[start Material provided]

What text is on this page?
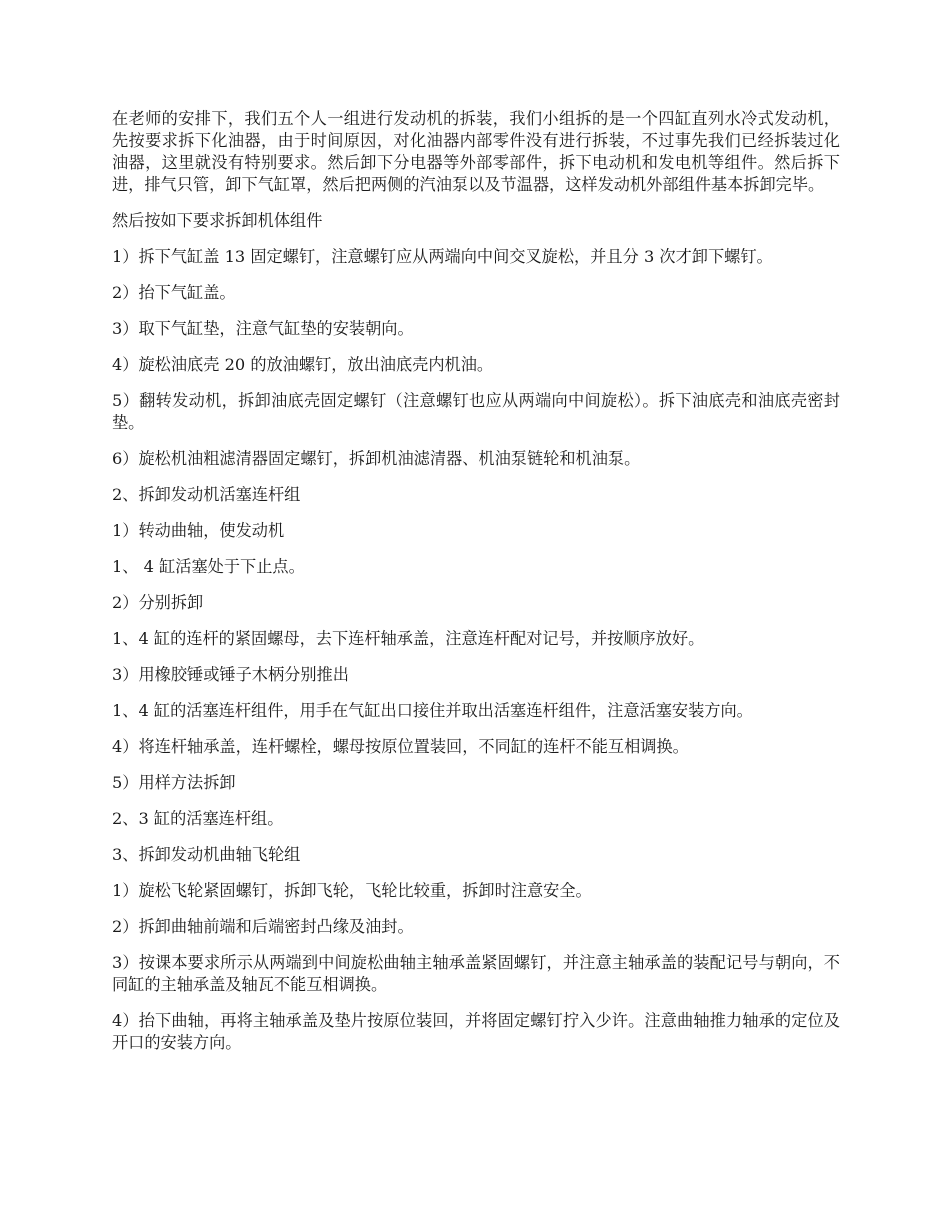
在老师的安排下，我们五个人一组进行发动机的拆装，我们小组拆的是一个四缸直列水冷式发动机，先按要求拆下化油器，由于时间原因，对化油器内部零件没有进行拆装，不过事先我们已经拆装过化油器，这里就没有特别要求。然后卸下分电器等外部零部件，拆下电动机和发电机等组件。然后拆下进，排气只管，卸下气缸罩，然后把两侧的汽油泵以及节温器，这样发动机外部组件基本拆卸完毕。

然后按如下要求拆卸机体组件

1）拆下气缸盖 13 固定螺钉，注意螺钉应从两端向中间交叉旋松，并且分 3 次才卸下螺钉。

2）抬下气缸盖。

3）取下气缸垫，注意气缸垫的安装朝向。

4）旋松油底壳 20 的放油螺钉，放出油底壳内机油。

5）翻转发动机，拆卸油底壳固定螺钉（注意螺钉也应从两端向中间旋松）。拆下油底壳和油底壳密封垫。

6）旋松机油粗滤清器固定螺钉，拆卸机油滤清器、机油泵链轮和机油泵。

2、拆卸发动机活塞连杆组

1）转动曲轴，使发动机

1、 4 缸活塞处于下止点。

2）分别拆卸

1、4 缸的连杆的紧固螺母，去下连杆轴承盖，注意连杆配对记号，并按顺序放好。

3）用橡胶锤或锤子木柄分别推出

1、4 缸的活塞连杆组件，用手在气缸出口接住并取出活塞连杆组件，注意活塞安装方向。

4）将连杆轴承盖，连杆螺栓，螺母按原位置装回，不同缸的连杆不能互相调换。

5）用样方法拆卸

2、3 缸的活塞连杆组。

3、拆卸发动机曲轴飞轮组

1）旋松飞轮紧固螺钉，拆卸飞轮，飞轮比较重，拆卸时注意安全。

2）拆卸曲轴前端和后端密封凸缘及油封。

3）按课本要求所示从两端到中间旋松曲轴主轴承盖紧固螺钉，并注意主轴承盖的装配记号与朝向，不同缸的主轴承盖及轴瓦不能互相调换。

4）抬下曲轴，再将主轴承盖及垫片按原位装回，并将固定螺钉拧入少许。注意曲轴推力轴承的定位及开口的安装方向。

[end Material provided]

• [Stated goal]
Return the records exactly. Don't carry the pictures over.

• [Solution below]
What text is on this page?
在老师的安排下，我们五个人一组进行发动机的拆装，我们小组拆的是一个四缸直列水冷式发动机，先按要求拆下化油器，由于时间原因，对化油器内部零件没有进行拆装，不过事先我们已经拆装过化油器，这里就没有特别要求。然后卸下分电器等外部零部件，拆下电动机和发电机等组件。然后拆下进，排气只管，卸下气缸罩，然后把两侧的汽油泵以及节温器，这样发动机外部组件基本拆卸完毕。

然后按如下要求拆卸机体组件

1）拆下气缸盖 13 固定螺钉，注意螺钉应从两端向中间交叉旋松，并且分 3 次才卸下螺钉。

2）抬下气缸盖。

3）取下气缸垫，注意气缸垫的安装朝向。

4）旋松油底壳 20 的放油螺钉，放出油底壳内机油。

5）翻转发动机，拆卸油底壳固定螺钉（注意螺钉也应从两端向中间旋松）。拆下油底壳和油底壳密封垫。

6）旋松机油粗滤清器固定螺钉，拆卸机油滤清器、机油泵链轮和机油泵。

2、拆卸发动机活塞连杆组

1）转动曲轴，使发动机

1、 4 缸活塞处于下止点。

2）分别拆卸

1、4 缸的连杆的紧固螺母，去下连杆轴承盖，注意连杆配对记号，并按顺序放好。

3）用橡胶锤或锤子木柄分别推出

1、4 缸的活塞连杆组件，用手在气缸出口接住并取出活塞连杆组件，注意活塞安装方向。

4）将连杆轴承盖，连杆螺栓，螺母按原位置装回，不同缸的连杆不能互相调换。

5）用样方法拆卸

2、3 缸的活塞连杆组。

3、拆卸发动机曲轴飞轮组

1）旋松飞轮紧固螺钉，拆卸飞轮，飞轮比较重，拆卸时注意安全。

2）拆卸曲轴前端和后端密封凸缘及油封。

3）按课本要求所示从两端到中间旋松曲轴主轴承盖紧固螺钉，并注意主轴承盖的装配记号与朝向，不同缸的主轴承盖及轴瓦不能互相调换。

4）抬下曲轴，再将主轴承盖及垫片按原位装回，并将固定螺钉拧入少许。注意曲轴推力轴承的定位及开口的安装方向。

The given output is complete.